Page transcription records:
────
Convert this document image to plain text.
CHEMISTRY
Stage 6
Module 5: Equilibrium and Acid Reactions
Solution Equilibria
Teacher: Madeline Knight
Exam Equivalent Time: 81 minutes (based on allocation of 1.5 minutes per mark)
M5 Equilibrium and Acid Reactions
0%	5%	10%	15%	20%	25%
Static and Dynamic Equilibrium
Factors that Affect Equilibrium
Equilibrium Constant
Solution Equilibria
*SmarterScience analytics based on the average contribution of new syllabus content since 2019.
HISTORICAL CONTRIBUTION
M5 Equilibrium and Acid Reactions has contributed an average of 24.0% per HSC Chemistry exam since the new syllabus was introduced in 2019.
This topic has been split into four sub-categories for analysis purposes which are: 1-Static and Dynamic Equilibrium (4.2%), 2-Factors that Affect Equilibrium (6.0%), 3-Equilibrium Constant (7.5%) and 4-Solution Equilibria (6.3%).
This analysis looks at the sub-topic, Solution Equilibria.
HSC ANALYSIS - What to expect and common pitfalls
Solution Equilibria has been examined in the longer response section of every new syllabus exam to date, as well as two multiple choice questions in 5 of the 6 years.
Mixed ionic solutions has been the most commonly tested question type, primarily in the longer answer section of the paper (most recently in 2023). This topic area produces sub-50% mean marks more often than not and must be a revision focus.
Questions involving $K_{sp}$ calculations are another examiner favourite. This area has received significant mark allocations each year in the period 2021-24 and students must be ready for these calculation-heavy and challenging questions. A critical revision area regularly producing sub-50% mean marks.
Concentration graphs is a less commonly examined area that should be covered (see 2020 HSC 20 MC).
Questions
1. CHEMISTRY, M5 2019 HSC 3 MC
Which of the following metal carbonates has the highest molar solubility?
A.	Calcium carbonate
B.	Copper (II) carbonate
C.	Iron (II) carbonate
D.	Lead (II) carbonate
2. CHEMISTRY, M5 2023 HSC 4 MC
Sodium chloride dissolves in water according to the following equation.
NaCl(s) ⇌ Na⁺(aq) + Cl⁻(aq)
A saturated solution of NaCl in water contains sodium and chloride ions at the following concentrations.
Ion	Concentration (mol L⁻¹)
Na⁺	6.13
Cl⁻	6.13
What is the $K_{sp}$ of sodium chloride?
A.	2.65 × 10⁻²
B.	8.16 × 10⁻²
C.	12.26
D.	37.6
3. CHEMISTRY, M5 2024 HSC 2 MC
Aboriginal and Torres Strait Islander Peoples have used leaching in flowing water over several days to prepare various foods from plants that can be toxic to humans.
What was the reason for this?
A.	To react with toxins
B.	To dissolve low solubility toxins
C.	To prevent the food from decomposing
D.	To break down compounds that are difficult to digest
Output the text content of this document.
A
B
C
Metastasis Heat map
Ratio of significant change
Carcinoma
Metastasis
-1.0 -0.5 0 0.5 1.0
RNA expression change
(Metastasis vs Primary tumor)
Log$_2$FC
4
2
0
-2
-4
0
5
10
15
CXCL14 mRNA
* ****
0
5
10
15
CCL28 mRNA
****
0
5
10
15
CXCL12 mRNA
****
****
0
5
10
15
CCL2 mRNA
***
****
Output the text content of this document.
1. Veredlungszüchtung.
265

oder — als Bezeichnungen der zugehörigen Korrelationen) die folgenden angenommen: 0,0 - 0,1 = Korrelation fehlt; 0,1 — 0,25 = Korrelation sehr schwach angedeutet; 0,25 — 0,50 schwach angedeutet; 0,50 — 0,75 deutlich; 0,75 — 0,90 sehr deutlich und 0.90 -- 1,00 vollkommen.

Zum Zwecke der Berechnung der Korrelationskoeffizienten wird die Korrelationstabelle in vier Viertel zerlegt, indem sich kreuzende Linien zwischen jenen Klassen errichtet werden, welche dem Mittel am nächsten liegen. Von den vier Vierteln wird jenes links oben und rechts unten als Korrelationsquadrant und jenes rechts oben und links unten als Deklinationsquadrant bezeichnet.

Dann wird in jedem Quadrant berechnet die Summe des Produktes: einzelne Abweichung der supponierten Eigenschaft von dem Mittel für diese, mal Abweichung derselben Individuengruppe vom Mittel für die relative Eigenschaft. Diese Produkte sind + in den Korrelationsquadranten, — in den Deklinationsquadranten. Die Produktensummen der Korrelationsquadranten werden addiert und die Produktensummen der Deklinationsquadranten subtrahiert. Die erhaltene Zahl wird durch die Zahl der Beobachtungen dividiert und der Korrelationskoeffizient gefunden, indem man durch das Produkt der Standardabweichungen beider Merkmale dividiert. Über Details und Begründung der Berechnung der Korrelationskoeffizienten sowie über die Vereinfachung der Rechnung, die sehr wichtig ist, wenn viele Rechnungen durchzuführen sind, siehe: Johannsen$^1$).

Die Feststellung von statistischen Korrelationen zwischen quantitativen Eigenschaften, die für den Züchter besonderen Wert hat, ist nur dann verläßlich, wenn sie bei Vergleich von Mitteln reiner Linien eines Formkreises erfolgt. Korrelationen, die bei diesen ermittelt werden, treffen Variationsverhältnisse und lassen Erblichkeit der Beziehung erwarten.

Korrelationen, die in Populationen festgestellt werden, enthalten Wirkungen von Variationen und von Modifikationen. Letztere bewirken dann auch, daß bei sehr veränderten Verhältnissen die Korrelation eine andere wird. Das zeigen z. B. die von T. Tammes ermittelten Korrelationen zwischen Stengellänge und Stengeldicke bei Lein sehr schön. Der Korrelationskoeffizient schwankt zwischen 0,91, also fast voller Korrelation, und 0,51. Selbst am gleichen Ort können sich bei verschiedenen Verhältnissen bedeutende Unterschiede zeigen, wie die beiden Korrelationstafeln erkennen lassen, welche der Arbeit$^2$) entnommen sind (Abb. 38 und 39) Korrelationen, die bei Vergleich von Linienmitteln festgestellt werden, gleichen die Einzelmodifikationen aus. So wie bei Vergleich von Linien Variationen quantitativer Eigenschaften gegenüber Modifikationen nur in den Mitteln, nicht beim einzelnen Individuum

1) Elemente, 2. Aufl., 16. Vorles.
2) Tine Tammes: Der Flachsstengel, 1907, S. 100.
────
## WHAT YOU HAVE TO DO
Each entry above is to be written out exactly.

## YOUR SOLUTION
Convert this document image to plain text.
CHEMISTRY
Stage 6
Module 5: Equilibrium and Acid Reactions
Solution Equilibria
Teacher: Madeline Knight
Exam Equivalent Time: 81 minutes (based on allocation of 1.5 minutes per mark)
M5 Equilibrium and Acid Reactions
0%	5%	10%	15%	20%	25%
Static and Dynamic Equilibrium
Factors that Affect Equilibrium
Equilibrium Constant
Solution Equilibria
*SmarterScience analytics based on the average contribution of new syllabus content since 2019.
HISTORICAL CONTRIBUTION
M5 Equilibrium and Acid Reactions has contributed an average of 24.0% per HSC Chemistry exam since the new syllabus was introduced in 2019.
This topic has been split into four sub-categories for analysis purposes which are: 1-Static and Dynamic Equilibrium (4.2%), 2-Factors that Affect Equilibrium (6.0%), 3-Equilibrium Constant (7.5%) and 4-Solution Equilibria (6.3%).
This analysis looks at the sub-topic, Solution Equilibria.
HSC ANALYSIS - What to expect and common pitfalls
Solution Equilibria has been examined in the longer response section of every new syllabus exam to date, as well as two multiple choice questions in 5 of the 6 years.
Mixed ionic solutions has been the most commonly tested question type, primarily in the longer answer section of the paper (most recently in 2023). This topic area produces sub-50% mean marks more often than not and must be a revision focus.
Questions involving $K_{sp}$ calculations are another examiner favourite. This area has received significant mark allocations each year in the period 2021-24 and students must be ready for these calculation-heavy and challenging questions. A critical revision area regularly producing sub-50% mean marks.
Concentration graphs is a less commonly examined area that should be covered (see 2020 HSC 20 MC).
Questions
1. CHEMISTRY, M5 2019 HSC 3 MC
Which of the following metal carbonates has the highest molar solubility?
A.	Calcium carbonate
B.	Copper (II) carbonate
C.	Iron (II) carbonate
D.	Lead (II) carbonate
2. CHEMISTRY, M5 2023 HSC 4 MC
Sodium chloride dissolves in water according to the following equation.
NaCl(s) ⇌ Na⁺(aq) + Cl⁻(aq)
A saturated solution of NaCl in water contains sodium and chloride ions at the following concentrations.
Ion	Concentration (mol L⁻¹)
Na⁺	6.13
Cl⁻	6.13
What is the $K_{sp}$ of sodium chloride?
A.	2.65 × 10⁻²
B.	8.16 × 10⁻²
C.	12.26
D.	37.6
3. CHEMISTRY, M5 2024 HSC 2 MC
Aboriginal and Torres Strait Islander Peoples have used leaching in flowing water over several days to prepare various foods from plants that can be toxic to humans.
What was the reason for this?
A.	To react with toxins
B.	To dissolve low solubility toxins
C.	To prevent the food from decomposing
D.	To break down compounds that are difficult to digest
Output the text content of this document.
A
B
C
Metastasis Heat map
Ratio of significant change
Carcinoma
Metastasis
-1.0 -0.5 0 0.5 1.0
RNA expression change
(Metastasis vs Primary tumor)
Log$_2$FC
4
2
0
-2
-4
0
5
10
15
CXCL14 mRNA
* ****
0
5
10
15
CCL28 mRNA
****
0
5
10
15
CXCL12 mRNA
****
****
0
5
10
15
CCL2 mRNA
***
****
Output the text content of this document.
1. Veredlungszüchtung.
265

oder — als Bezeichnungen der zugehörigen Korrelationen) die folgenden angenommen: 0,0 - 0,1 = Korrelation fehlt; 0,1 — 0,25 = Korrelation sehr schwach angedeutet; 0,25 — 0,50 schwach angedeutet; 0,50 — 0,75 deutlich; 0,75 — 0,90 sehr deutlich und 0.90 -- 1,00 vollkommen.

Zum Zwecke der Berechnung der Korrelationskoeffizienten wird die Korrelationstabelle in vier Viertel zerlegt, indem sich kreuzende Linien zwischen jenen Klassen errichtet werden, welche dem Mittel am nächsten liegen. Von den vier Vierteln wird jenes links oben und rechts unten als Korrelationsquadrant und jenes rechts oben und links unten als Deklinationsquadrant bezeichnet.

Dann wird in jedem Quadrant berechnet die Summe des Produktes: einzelne Abweichung der supponierten Eigenschaft von dem Mittel für diese, mal Abweichung derselben Individuengruppe vom Mittel für die relative Eigenschaft. Diese Produkte sind + in den Korrelationsquadranten, — in den Deklinationsquadranten. Die Produktensummen der Korrelationsquadranten werden addiert und die Produktensummen der Deklinationsquadranten subtrahiert. Die erhaltene Zahl wird durch die Zahl der Beobachtungen dividiert und der Korrelationskoeffizient gefunden, indem man durch das Produkt der Standardabweichungen beider Merkmale dividiert. Über Details und Begründung der Berechnung der Korrelationskoeffizienten sowie über die Vereinfachung der Rechnung, die sehr wichtig ist, wenn viele Rechnungen durchzuführen sind, siehe: Johannsen$^1$).

Die Feststellung von statistischen Korrelationen zwischen quantitativen Eigenschaften, die für den Züchter besonderen Wert hat, ist nur dann verläßlich, wenn sie bei Vergleich von Mitteln reiner Linien eines Formkreises erfolgt. Korrelationen, die bei diesen ermittelt werden, treffen Variationsverhältnisse und lassen Erblichkeit der Beziehung erwarten.

Korrelationen, die in Populationen festgestellt werden, enthalten Wirkungen von Variationen und von Modifikationen. Letztere bewirken dann auch, daß bei sehr veränderten Verhältnissen die Korrelation eine andere wird. Das zeigen z. B. die von T. Tammes ermittelten Korrelationen zwischen Stengellänge und Stengeldicke bei Lein sehr schön. Der Korrelationskoeffizient schwankt zwischen 0,91, also fast voller Korrelation, und 0,51. Selbst am gleichen Ort können sich bei verschiedenen Verhältnissen bedeutende Unterschiede zeigen, wie die beiden Korrelationstafeln erkennen lassen, welche der Arbeit$^2$) entnommen sind (Abb. 38 und 39) Korrelationen, die bei Vergleich von Linienmitteln festgestellt werden, gleichen die Einzelmodifikationen aus. So wie bei Vergleich von Linien Variationen quantitativer Eigenschaften gegenüber Modifikationen nur in den Mitteln, nicht beim einzelnen Individuum

1) Elemente, 2. Aufl., 16. Vorles.
2) Tine Tammes: Der Flachsstengel, 1907, S. 100.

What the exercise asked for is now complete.